Given exercise:
In the listing below, pick out lines with "Search".
##### Data records
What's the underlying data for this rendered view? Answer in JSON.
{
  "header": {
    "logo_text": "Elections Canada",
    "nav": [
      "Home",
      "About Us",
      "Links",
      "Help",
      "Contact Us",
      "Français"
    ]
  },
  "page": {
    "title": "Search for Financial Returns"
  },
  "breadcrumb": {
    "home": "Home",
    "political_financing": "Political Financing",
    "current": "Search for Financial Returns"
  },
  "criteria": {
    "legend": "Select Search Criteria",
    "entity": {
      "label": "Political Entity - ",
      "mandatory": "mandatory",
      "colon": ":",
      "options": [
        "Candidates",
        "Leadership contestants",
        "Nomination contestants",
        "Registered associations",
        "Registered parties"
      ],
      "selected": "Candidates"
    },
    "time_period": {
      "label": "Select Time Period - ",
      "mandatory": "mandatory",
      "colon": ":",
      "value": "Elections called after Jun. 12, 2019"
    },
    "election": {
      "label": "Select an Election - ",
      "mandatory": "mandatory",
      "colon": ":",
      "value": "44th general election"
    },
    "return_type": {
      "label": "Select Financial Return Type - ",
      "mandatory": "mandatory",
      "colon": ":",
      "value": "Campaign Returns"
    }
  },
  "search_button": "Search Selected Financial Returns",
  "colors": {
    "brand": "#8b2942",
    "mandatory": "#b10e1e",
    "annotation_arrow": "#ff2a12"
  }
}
##########
The output:
    "title": "Search for Financial Returns"
    "current": "Search for Financial Returns"
    "legend": "Select Search Criteria",
  "search_button": "Search Selected Financial Returns",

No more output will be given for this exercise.